Tâche donnée 1 |
Imprimez sans rien changer le passage de l'extrait sur la résistance afghane qui commence par « Vallée du Panjshir » et se poursuit jusqu'à « bas-monde, véritable jihad. ».

Extrait choisi |
====================

Vallée du Panjshir en Afghanistan

La résistance afghane

Malgré un patchwork ethnique, des orientations politiques et religieuses diverses, et mis à part une minorité collaborant avec le régime pro-soviétique de Kaboul, l’Islam a été le fer de lance du combat des Afghans et de leur résistance à l’envahisseur soviétique, première puissance antireligieuse du monde. Ils n’ont pas lutté pour une idéologie, « ni même pour leur patrie conçue comme une notion terrestre, mais, comme ils le disent volontiers, surtout parmi les troupes groupées sous l’autorité du célèbre commandant Massoud, pour al-Haqq, c’est-à-dire pour Dieu en tant que Vérité suprême et dispensateur de justice, objectif qui dépasse infiniment ce bas-monde, véritable jihad.

Le combat inspiré de Massoud massoud1.jpg

Si les observateurs reconnaissent que le commandant Ahmad Shah Massoud était un fervent croyant scrupuleux des devoirs religieux incombant à tout musulman, il leur échappe généralement qu’il était rattaché à la Voie [Tariqa] Naqshbandi , branche du Taçawwuf, et que c’est là, au coeur de la spiritualité islamique qu’il a trouvé la légitimité, l’impulsion et la force de son combat, comme cela l’a toujours été dans la résistance afghane. [1]

Ses actes n’ont jamais démenti son orientation intérieure. On brosse de lui le portrait d’un « moine-soldat entièrement voué à l’effort (jahd) exigé par la lutte contre l’oppresseur et parfaitement soumis à la Volonté divine ».
Tous ceux qui l’ont approchés ont été impressionnés et comme irradiés par son rayonnement personnel, sa douceur et son calme. Son mode de vie ascétique et son comportement intègre et irréprochable en ont toujours imposé à son entourage et à ses troupes et l’ont fait aimer de tous.

Rashid amin,
coreligionnaire et compatriote ayant séjourné auprès de lui, rapporte :
« Sa piété n’en fait pas un homme triste ainsi qu’en témoigne le titre du livre dont il ne se sépare pas plus que de son Coran, de son arme et de son petit récepteur de radio, l’Alchimie du bonheur, le célèbre traité de l’imam Ghazâli où est soulignée la nécessité des œuvres en plus de la connaissance et de la foi.
Le soir, dans un campement de montagne, une maison de village ou une grotte, entouré de ses compagnons d’armes, il en lit souvent des passages à haute voix, les faisant alterner avec ceux d’autres traités soufiques ou parfois, du Mathnawi de Rûmi dont les vers inspirés font vibrer les cœurs des ces Afghans de culture persane.

====================

Données extraites |
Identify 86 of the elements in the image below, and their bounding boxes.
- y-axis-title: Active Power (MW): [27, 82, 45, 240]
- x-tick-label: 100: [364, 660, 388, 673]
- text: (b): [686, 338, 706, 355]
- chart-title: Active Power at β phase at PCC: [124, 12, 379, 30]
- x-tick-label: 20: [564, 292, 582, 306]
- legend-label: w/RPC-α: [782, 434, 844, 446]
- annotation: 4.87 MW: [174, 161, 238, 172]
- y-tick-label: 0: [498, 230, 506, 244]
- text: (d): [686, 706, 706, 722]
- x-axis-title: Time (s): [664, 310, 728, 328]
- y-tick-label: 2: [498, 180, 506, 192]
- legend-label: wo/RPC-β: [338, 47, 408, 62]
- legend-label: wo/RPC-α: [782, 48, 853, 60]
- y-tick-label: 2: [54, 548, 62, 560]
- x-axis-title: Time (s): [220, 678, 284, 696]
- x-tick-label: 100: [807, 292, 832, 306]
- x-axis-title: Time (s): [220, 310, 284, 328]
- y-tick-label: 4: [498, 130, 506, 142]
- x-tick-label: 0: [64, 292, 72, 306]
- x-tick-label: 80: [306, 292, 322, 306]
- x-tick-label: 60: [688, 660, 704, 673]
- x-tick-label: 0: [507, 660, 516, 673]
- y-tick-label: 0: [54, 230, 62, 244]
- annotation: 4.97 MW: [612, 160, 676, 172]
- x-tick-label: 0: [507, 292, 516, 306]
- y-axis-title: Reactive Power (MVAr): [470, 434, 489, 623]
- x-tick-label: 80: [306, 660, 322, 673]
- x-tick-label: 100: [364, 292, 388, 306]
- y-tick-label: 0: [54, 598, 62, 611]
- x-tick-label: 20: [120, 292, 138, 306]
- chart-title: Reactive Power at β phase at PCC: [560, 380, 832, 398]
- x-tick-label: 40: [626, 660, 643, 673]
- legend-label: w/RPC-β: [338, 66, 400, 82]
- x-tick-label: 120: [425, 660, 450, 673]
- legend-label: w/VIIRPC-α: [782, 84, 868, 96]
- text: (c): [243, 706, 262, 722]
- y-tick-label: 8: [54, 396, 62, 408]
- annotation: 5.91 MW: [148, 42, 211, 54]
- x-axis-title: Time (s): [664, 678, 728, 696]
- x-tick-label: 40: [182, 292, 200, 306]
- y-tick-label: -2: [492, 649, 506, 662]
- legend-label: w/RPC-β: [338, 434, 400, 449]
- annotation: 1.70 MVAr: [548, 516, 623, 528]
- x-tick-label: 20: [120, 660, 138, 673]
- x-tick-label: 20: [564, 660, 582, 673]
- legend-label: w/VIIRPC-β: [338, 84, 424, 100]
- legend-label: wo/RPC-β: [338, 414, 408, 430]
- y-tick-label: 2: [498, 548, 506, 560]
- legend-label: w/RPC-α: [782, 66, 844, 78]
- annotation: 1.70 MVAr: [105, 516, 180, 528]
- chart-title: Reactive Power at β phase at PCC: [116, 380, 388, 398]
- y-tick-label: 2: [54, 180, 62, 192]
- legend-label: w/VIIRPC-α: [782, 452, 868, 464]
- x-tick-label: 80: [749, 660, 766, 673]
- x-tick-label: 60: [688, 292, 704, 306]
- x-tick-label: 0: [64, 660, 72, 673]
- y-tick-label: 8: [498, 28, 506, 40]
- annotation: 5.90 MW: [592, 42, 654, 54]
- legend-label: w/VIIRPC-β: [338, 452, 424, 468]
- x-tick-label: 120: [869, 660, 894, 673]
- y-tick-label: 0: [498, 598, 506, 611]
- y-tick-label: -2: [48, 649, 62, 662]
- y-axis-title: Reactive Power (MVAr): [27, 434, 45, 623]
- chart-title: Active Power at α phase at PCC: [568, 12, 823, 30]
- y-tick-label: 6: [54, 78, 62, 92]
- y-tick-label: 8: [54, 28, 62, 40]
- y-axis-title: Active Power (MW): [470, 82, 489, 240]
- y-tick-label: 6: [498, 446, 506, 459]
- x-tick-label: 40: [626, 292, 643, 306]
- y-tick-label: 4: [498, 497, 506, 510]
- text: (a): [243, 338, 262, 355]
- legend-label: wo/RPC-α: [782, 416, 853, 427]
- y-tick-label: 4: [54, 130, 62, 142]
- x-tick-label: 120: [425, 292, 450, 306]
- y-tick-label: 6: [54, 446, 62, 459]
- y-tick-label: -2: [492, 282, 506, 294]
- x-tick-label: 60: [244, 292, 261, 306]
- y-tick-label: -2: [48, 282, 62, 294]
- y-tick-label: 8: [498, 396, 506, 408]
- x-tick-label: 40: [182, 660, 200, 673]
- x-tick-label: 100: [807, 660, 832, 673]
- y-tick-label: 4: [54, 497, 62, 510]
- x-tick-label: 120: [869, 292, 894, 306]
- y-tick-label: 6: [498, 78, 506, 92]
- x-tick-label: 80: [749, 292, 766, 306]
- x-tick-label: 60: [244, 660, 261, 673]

====================

Tâche donnée 2 |
Produisez telles quelles les lignes des enregistrements ci-dessus, en partant de leur toute première ligne et en allant jusqu'à la ligne contenant « - x-axis-title: Time (s): [220, 310, 284, 328] », celle-ci comprise.

Réponse complète 1 |
Vallée du Panjshir en Afghanistan

La résistance afghane

Malgré un patchwork ethnique, des orientations politiques et religieuses diverses, et mis à part une minorité collaborant avec le régime pro-soviétique de Kaboul, l’Islam a été le fer de lance du combat des Afghans et de leur résistance à l’envahisseur soviétique, première puissance antireligieuse du monde. Ils n’ont pas lutté pour une idéologie, « ni même pour leur patrie conçue comme une notion terrestre, mais, comme ils le disent volontiers, surtout parmi les troupes groupées sous l’autorité du célèbre commandant Massoud, pour al-Haqq, c’est-à-dire pour Dieu en tant que Vérité suprême et dispensateur de justice, objectif qui dépasse infiniment ce bas-monde, véritable jihad.

Réponse complète 2 |
Identify 86 of the elements in the image below, and their bounding boxes.
- y-axis-title: Active Power (MW): [27, 82, 45, 240]
- x-tick-label: 100: [364, 660, 388, 673]
- text: (b): [686, 338, 706, 355]
- chart-title: Active Power at β phase at PCC: [124, 12, 379, 30]
- x-tick-label: 20: [564, 292, 582, 306]
- legend-label: w/RPC-α: [782, 434, 844, 446]
- annotation: 4.87 MW: [174, 161, 238, 172]
- y-tick-label: 0: [498, 230, 506, 244]
- text: (d): [686, 706, 706, 722]
- x-axis-title: Time (s): [664, 310, 728, 328]
- y-tick-label: 2: [498, 180, 506, 192]
- legend-label: wo/RPC-β: [338, 47, 408, 62]
- legend-label: wo/RPC-α: [782, 48, 853, 60]
- y-tick-label: 2: [54, 548, 62, 560]
- x-axis-title: Time (s): [220, 678, 284, 696]
- x-tick-label: 100: [807, 292, 832, 306]
- x-axis-title: Time (s): [220, 310, 284, 328]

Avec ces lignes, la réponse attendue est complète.